■ EXERCISE PROMPT
From the entries provided below, copy each line that contains the word "text".

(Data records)
──────────

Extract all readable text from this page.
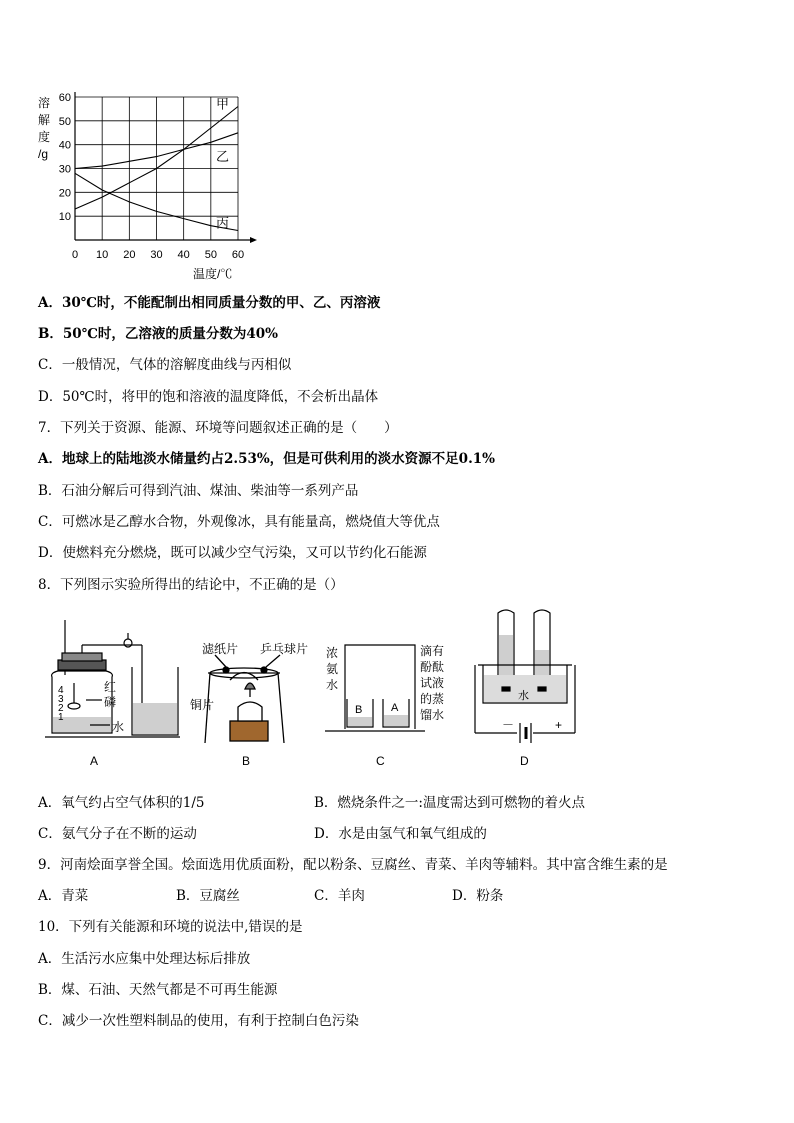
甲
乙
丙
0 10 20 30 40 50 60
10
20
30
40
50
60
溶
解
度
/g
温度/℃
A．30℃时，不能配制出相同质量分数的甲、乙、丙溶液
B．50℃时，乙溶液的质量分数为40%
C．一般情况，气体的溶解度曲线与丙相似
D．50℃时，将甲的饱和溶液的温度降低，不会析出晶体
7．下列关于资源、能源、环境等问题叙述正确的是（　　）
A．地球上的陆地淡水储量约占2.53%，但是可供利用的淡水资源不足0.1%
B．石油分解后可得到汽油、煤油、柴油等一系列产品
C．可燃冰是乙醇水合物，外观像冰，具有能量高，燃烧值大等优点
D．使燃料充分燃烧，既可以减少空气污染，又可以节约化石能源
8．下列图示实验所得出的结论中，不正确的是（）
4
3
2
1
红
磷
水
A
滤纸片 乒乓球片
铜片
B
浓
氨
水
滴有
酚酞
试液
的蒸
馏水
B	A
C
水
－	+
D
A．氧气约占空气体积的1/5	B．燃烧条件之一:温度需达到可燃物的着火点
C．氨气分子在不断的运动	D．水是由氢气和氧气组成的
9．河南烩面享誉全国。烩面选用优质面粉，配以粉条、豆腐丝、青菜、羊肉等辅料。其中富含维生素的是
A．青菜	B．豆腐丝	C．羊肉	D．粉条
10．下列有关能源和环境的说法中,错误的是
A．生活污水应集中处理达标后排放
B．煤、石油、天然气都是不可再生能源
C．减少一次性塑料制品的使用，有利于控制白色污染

──────────

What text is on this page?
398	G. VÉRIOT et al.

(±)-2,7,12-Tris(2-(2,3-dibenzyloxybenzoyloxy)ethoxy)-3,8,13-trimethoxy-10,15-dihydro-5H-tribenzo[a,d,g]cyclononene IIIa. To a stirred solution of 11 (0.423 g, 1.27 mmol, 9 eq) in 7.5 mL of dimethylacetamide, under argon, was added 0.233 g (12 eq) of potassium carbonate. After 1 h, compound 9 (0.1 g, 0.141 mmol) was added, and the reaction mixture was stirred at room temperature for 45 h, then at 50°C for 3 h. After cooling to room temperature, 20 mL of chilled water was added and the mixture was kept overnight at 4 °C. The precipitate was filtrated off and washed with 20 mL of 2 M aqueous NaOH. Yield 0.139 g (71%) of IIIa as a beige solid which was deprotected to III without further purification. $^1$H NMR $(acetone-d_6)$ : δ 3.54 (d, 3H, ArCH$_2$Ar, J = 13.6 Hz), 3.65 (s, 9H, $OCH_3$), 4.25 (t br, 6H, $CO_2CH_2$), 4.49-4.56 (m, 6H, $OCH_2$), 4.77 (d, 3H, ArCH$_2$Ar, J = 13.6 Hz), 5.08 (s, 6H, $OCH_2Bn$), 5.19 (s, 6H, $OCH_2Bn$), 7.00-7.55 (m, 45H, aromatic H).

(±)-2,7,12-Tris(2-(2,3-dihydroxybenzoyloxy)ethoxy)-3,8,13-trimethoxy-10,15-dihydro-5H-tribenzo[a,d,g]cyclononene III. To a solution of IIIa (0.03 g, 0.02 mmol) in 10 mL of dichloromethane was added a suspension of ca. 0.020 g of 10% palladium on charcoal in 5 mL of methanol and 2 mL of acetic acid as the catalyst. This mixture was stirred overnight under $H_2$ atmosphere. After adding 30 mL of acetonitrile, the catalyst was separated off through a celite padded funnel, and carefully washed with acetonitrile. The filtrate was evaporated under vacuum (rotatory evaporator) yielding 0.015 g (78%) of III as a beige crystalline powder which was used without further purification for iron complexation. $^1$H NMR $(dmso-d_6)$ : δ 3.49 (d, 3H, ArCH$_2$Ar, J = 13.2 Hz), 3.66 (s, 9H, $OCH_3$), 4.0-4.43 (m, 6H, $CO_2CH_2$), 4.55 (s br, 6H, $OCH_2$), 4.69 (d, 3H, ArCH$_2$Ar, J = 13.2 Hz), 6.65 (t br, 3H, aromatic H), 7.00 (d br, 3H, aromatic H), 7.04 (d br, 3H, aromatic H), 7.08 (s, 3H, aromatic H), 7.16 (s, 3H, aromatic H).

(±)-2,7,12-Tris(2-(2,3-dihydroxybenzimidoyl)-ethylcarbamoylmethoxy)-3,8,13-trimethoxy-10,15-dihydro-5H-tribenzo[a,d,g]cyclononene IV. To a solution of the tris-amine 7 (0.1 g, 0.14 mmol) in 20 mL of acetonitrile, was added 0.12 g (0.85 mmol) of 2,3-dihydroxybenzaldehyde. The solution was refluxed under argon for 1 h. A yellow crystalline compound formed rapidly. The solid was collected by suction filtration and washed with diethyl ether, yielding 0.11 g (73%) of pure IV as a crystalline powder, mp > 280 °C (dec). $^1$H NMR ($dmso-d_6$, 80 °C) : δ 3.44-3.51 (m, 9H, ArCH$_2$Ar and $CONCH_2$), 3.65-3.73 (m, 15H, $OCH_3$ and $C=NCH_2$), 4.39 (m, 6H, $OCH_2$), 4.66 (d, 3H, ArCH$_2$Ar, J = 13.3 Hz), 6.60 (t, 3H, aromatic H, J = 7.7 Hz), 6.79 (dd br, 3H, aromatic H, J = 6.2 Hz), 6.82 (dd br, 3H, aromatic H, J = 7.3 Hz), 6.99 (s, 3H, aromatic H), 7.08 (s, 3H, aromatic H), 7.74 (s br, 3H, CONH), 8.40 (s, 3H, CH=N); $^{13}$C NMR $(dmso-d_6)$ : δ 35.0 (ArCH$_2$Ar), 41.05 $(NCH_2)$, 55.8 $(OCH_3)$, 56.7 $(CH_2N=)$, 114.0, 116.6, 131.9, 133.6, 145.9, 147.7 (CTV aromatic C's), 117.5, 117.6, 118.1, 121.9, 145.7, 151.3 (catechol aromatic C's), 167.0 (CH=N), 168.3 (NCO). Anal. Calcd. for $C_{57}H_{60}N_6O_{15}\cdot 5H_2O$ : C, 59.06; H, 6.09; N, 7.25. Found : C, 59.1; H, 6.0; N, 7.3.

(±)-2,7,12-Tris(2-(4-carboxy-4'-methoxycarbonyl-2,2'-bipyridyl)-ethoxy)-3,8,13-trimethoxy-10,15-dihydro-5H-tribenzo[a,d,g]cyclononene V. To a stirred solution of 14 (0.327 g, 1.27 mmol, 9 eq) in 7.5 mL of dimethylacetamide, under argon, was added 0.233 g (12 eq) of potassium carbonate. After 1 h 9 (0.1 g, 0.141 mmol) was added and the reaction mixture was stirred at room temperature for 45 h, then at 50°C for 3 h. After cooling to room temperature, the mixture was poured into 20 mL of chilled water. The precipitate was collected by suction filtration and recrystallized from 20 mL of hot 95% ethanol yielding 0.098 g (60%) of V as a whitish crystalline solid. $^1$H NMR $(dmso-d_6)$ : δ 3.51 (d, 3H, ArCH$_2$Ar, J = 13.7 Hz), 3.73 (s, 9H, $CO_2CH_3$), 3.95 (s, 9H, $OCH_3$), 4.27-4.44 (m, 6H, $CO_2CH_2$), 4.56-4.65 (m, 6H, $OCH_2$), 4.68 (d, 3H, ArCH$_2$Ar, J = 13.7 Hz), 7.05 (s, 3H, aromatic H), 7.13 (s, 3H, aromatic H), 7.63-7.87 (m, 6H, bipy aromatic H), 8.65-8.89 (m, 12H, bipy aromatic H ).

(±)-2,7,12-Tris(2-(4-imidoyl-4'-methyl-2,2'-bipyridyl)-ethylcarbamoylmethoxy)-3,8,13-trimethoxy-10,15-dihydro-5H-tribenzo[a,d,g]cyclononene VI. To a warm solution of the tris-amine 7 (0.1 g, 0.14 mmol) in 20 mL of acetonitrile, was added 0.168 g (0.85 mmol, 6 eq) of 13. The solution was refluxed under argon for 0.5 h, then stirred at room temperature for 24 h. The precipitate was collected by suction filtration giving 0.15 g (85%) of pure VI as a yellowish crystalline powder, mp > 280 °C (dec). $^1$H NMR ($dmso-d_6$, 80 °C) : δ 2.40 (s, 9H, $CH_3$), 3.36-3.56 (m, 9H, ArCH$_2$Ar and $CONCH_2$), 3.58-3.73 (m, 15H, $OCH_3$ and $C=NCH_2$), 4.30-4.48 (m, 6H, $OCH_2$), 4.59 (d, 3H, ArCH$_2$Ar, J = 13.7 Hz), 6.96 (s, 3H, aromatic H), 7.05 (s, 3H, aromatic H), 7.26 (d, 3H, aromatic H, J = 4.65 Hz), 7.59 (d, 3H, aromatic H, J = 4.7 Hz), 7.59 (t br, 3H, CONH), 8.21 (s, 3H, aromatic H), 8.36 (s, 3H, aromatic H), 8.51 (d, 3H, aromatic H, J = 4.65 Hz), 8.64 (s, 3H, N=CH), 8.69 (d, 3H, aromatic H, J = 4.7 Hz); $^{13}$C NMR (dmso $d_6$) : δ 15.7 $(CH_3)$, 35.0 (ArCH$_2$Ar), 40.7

──────────

■ WRITTEN ANSWER
Extract all readable text from this page.
What text is on this page?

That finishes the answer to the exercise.